■ Data for this exercise
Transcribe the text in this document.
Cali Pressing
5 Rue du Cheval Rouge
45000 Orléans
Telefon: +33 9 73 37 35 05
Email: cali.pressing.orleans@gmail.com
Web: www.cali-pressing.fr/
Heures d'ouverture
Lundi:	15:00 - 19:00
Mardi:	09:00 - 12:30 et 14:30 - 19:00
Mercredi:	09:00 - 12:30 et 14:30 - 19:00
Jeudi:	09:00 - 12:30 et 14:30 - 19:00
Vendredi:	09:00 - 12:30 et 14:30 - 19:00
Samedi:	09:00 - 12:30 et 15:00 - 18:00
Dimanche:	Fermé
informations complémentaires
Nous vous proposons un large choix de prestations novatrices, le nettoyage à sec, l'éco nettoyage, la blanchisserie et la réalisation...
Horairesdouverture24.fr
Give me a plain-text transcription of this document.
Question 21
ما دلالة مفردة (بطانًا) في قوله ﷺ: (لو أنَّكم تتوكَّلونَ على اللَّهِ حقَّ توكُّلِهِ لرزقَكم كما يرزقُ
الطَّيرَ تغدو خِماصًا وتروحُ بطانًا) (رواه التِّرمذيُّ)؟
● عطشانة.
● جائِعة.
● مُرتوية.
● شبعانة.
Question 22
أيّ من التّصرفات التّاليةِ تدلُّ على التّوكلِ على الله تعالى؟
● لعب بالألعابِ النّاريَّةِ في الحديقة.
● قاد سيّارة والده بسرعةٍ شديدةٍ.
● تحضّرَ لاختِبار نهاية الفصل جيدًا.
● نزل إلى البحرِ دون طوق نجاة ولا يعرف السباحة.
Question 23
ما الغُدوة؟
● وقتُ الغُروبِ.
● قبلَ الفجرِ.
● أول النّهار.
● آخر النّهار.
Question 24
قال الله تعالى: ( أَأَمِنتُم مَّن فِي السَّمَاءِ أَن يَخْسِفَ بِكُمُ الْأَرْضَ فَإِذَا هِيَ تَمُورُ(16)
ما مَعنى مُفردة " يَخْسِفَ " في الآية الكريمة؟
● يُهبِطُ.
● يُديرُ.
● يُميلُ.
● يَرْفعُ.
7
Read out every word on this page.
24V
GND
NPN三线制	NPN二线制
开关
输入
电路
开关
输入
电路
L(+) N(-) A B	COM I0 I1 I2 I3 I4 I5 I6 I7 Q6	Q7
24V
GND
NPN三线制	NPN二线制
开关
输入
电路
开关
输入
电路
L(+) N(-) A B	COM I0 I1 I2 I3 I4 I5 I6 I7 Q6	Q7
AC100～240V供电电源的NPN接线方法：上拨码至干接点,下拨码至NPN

■ Aim of the exercise
Repeat all the entries exactly as given.

■ Task solution
Transcribe the text in this document.
Cali Pressing
5 Rue du Cheval Rouge
45000 Orléans
Telefon: +33 9 73 37 35 05
Email: cali.pressing.orleans@gmail.com
Web: www.cali-pressing.fr/
Heures d'ouverture
Lundi:	15:00 - 19:00
Mardi:	09:00 - 12:30 et 14:30 - 19:00
Mercredi:	09:00 - 12:30 et 14:30 - 19:00
Jeudi:	09:00 - 12:30 et 14:30 - 19:00
Vendredi:	09:00 - 12:30 et 14:30 - 19:00
Samedi:	09:00 - 12:30 et 15:00 - 18:00
Dimanche:	Fermé
informations complémentaires
Nous vous proposons un large choix de prestations novatrices, le nettoyage à sec, l'éco nettoyage, la blanchisserie et la réalisation...
Horairesdouverture24.fr
Give me a plain-text transcription of this document.
Question 21
ما دلالة مفردة (بطانًا) في قوله ﷺ: (لو أنَّكم تتوكَّلونَ على اللَّهِ حقَّ توكُّلِهِ لرزقَكم كما يرزقُ
الطَّيرَ تغدو خِماصًا وتروحُ بطانًا) (رواه التِّرمذيُّ)؟
● عطشانة.
● جائِعة.
● مُرتوية.
● شبعانة.
Question 22
أيّ من التّصرفات التّاليةِ تدلُّ على التّوكلِ على الله تعالى؟
● لعب بالألعابِ النّاريَّةِ في الحديقة.
● قاد سيّارة والده بسرعةٍ شديدةٍ.
● تحضّرَ لاختِبار نهاية الفصل جيدًا.
● نزل إلى البحرِ دون طوق نجاة ولا يعرف السباحة.
Question 23
ما الغُدوة؟
● وقتُ الغُروبِ.
● قبلَ الفجرِ.
● أول النّهار.
● آخر النّهار.
Question 24
قال الله تعالى: ( أَأَمِنتُم مَّن فِي السَّمَاءِ أَن يَخْسِفَ بِكُمُ الْأَرْضَ فَإِذَا هِيَ تَمُورُ(16)
ما مَعنى مُفردة " يَخْسِفَ " في الآية الكريمة؟
● يُهبِطُ.
● يُديرُ.
● يُميلُ.
● يَرْفعُ.
7
Read out every word on this page.
24V
GND
NPN三线制	NPN二线制
开关
输入
电路
开关
输入
电路
L(+) N(-) A B	COM I0 I1 I2 I3 I4 I5 I6 I7 Q6	Q7
24V
GND
NPN三线制	NPN二线制
开关
输入
电路
开关
输入
电路
L(+) N(-) A B	COM I0 I1 I2 I3 I4 I5 I6 I7 Q6	Q7
AC100～240V供电电源的NPN接线方法：上拨码至干接点,下拨码至NPN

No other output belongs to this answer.